─── Extracted information ───

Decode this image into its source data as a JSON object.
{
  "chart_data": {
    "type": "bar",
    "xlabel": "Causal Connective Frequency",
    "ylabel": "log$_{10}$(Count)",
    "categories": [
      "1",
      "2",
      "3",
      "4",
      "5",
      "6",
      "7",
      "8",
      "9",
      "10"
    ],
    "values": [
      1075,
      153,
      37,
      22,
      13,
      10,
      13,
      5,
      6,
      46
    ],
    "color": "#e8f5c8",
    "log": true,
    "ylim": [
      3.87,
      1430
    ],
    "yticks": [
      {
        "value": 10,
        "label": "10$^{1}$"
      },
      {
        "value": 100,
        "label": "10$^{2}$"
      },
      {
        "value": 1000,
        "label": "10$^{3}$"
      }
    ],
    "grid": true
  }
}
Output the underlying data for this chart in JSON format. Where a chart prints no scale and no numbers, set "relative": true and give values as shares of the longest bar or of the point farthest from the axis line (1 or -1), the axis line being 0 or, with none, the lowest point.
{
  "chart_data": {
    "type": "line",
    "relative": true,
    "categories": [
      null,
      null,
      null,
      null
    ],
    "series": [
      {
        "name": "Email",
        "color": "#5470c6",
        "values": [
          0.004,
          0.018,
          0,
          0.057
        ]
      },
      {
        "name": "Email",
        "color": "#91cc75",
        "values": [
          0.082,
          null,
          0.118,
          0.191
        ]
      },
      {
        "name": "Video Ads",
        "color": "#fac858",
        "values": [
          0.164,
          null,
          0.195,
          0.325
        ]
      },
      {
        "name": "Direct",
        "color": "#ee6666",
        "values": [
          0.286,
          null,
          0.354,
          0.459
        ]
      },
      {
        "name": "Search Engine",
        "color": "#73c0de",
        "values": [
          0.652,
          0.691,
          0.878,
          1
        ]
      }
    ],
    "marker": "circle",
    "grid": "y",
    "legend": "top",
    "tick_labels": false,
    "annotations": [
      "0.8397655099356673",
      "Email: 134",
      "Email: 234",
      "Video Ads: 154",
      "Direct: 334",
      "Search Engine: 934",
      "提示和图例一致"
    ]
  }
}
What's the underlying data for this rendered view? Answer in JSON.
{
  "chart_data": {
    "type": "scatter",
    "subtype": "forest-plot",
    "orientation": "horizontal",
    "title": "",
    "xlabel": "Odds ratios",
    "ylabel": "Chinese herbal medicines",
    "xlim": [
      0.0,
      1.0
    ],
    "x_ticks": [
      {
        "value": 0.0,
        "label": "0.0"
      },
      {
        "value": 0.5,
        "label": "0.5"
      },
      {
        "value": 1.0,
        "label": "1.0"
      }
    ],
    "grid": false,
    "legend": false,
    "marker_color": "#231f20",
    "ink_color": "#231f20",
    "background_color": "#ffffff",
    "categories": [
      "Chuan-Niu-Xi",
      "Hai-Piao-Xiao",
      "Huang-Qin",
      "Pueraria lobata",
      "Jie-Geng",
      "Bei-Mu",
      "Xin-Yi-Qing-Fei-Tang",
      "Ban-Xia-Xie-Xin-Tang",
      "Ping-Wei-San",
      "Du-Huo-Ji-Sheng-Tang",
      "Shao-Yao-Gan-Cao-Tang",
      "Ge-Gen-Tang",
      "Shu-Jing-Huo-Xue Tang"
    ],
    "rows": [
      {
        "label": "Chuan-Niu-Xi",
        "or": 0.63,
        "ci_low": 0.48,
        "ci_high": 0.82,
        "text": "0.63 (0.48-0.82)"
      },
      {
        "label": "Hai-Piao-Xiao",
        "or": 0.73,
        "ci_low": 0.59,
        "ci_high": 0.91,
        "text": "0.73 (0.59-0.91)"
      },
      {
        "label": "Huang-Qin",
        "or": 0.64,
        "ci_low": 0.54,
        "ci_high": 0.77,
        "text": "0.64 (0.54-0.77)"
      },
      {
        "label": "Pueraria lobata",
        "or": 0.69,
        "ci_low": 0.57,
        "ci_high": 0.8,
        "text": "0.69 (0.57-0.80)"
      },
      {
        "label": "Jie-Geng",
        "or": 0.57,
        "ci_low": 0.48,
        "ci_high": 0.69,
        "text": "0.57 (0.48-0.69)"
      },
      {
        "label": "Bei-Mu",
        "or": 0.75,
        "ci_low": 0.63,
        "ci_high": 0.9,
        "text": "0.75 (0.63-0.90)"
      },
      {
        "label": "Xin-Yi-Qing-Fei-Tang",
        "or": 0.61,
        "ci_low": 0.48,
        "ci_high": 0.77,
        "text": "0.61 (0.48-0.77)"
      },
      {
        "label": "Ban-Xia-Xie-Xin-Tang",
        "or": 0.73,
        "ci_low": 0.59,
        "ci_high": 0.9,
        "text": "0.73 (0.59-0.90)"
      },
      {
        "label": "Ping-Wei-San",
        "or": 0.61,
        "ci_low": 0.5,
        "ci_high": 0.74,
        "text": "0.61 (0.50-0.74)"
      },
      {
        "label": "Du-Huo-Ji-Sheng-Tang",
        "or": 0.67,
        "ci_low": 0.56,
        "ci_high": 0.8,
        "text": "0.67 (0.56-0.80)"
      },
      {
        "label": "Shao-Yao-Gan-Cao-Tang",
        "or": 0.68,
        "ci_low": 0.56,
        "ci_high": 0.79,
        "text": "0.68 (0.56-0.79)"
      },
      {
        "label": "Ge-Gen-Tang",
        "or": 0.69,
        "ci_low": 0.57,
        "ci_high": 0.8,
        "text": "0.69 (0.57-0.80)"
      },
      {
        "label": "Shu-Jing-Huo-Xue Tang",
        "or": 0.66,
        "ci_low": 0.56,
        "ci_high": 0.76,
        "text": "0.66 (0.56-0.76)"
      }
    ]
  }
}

───

Word for word, extract all the records.

Decode this image into its source data as a JSON object.
{
  "chart_data": {
    "type": "bar",
    "xlabel": "Causal Connective Frequency",
    "ylabel": "log$_{10}$(Count)",
    "categories": [
      "1",
      "2",
      "3",
      "4",
      "5",
      "6",
      "7",
      "8",
      "9",
      "10"
    ],
    "values": [
      1075,
      153,
      37,
      22,
      13,
      10,
      13,
      5,
      6,
      46
    ],
    "color": "#e8f5c8",
    "log": true,
    "ylim": [
      3.87,
      1430
    ],
    "yticks": [
      {
        "value": 10,
        "label": "10$^{1}$"
      },
      {
        "value": 100,
        "label": "10$^{2}$"
      },
      {
        "value": 1000,
        "label": "10$^{3}$"
      }
    ],
    "grid": true
  }
}
Output the underlying data for this chart in JSON format. Where a chart prints no scale and no numbers, set "relative": true and give values as shares of the longest bar or of the point farthest from the axis line (1 or -1), the axis line being 0 or, with none, the lowest point.
{
  "chart_data": {
    "type": "line",
    "relative": true,
    "categories": [
      null,
      null,
      null,
      null
    ],
    "series": [
      {
        "name": "Email",
        "color": "#5470c6",
        "values": [
          0.004,
          0.018,
          0,
          0.057
        ]
      },
      {
        "name": "Email",
        "color": "#91cc75",
        "values": [
          0.082,
          null,
          0.118,
          0.191
        ]
      },
      {
        "name": "Video Ads",
        "color": "#fac858",
        "values": [
          0.164,
          null,
          0.195,
          0.325
        ]
      },
      {
        "name": "Direct",
        "color": "#ee6666",
        "values": [
          0.286,
          null,
          0.354,
          0.459
        ]
      },
      {
        "name": "Search Engine",
        "color": "#73c0de",
        "values": [
          0.652,
          0.691,
          0.878,
          1
        ]
      }
    ],
    "marker": "circle",
    "grid": "y",
    "legend": "top",
    "tick_labels": false,
    "annotations": [
      "0.8397655099356673",
      "Email: 134",
      "Email: 234",
      "Video Ads: 154",
      "Direct: 334",
      "Search Engine: 934",
      "提示和图例一致"
    ]
  }
}
What's the underlying data for this rendered view? Answer in JSON.
{
  "chart_data": {
    "type": "scatter",
    "subtype": "forest-plot",
    "orientation": "horizontal",
    "title": "",
    "xlabel": "Odds ratios",
    "ylabel": "Chinese herbal medicines",
    "xlim": [
      0.0,
      1.0
    ],
    "x_ticks": [
      {
        "value": 0.0,
        "label": "0.0"
      },
      {
        "value": 0.5,
        "label": "0.5"
      },
      {
        "value": 1.0,
        "label": "1.0"
      }
    ],
    "grid": false,
    "legend": false,
    "marker_color": "#231f20",
    "ink_color": "#231f20",
    "background_color": "#ffffff",
    "categories": [
      "Chuan-Niu-Xi",
      "Hai-Piao-Xiao",
      "Huang-Qin",
      "Pueraria lobata",
      "Jie-Geng",
      "Bei-Mu",
      "Xin-Yi-Qing-Fei-Tang",
      "Ban-Xia-Xie-Xin-Tang",
      "Ping-Wei-San",
      "Du-Huo-Ji-Sheng-Tang",
      "Shao-Yao-Gan-Cao-Tang",
      "Ge-Gen-Tang",
      "Shu-Jing-Huo-Xue Tang"
    ],
    "rows": [
      {
        "label": "Chuan-Niu-Xi",
        "or": 0.63,
        "ci_low": 0.48,
        "ci_high": 0.82,
        "text": "0.63 (0.48-0.82)"
      },
      {
        "label": "Hai-Piao-Xiao",
        "or": 0.73,
        "ci_low": 0.59,
        "ci_high": 0.91,
        "text": "0.73 (0.59-0.91)"
      },
      {
        "label": "Huang-Qin",
        "or": 0.64,
        "ci_low": 0.54,
        "ci_high": 0.77,
        "text": "0.64 (0.54-0.77)"
      },
      {
        "label": "Pueraria lobata",
        "or": 0.69,
        "ci_low": 0.57,
        "ci_high": 0.8,
        "text": "0.69 (0.57-0.80)"
      },
      {
        "label": "Jie-Geng",
        "or": 0.57,
        "ci_low": 0.48,
        "ci_high": 0.69,
        "text": "0.57 (0.48-0.69)"
      },
      {
        "label": "Bei-Mu",
        "or": 0.75,
        "ci_low": 0.63,
        "ci_high": 0.9,
        "text": "0.75 (0.63-0.90)"
      },
      {
        "label": "Xin-Yi-Qing-Fei-Tang",
        "or": 0.61,
        "ci_low": 0.48,
        "ci_high": 0.77,
        "text": "0.61 (0.48-0.77)"
      },
      {
        "label": "Ban-Xia-Xie-Xin-Tang",
        "or": 0.73,
        "ci_low": 0.59,
        "ci_high": 0.9,
        "text": "0.73 (0.59-0.90)"
      },
      {
        "label": "Ping-Wei-San",
        "or": 0.61,
        "ci_low": 0.5,
        "ci_high": 0.74,
        "text": "0.61 (0.50-0.74)"
      },
      {
        "label": "Du-Huo-Ji-Sheng-Tang",
        "or": 0.67,
        "ci_low": 0.56,
        "ci_high": 0.8,
        "text": "0.67 (0.56-0.80)"
      },
      {
        "label": "Shao-Yao-Gan-Cao-Tang",
        "or": 0.68,
        "ci_low": 0.56,
        "ci_high": 0.79,
        "text": "0.68 (0.56-0.79)"
      },
      {
        "label": "Ge-Gen-Tang",
        "or": 0.69,
        "ci_low": 0.57,
        "ci_high": 0.8,
        "text": "0.69 (0.57-0.80)"
      },
      {
        "label": "Shu-Jing-Huo-Xue Tang",
        "or": 0.66,
        "ci_low": 0.56,
        "ci_high": 0.76,
        "text": "0.66 (0.56-0.76)"
      }
    ]
  }
}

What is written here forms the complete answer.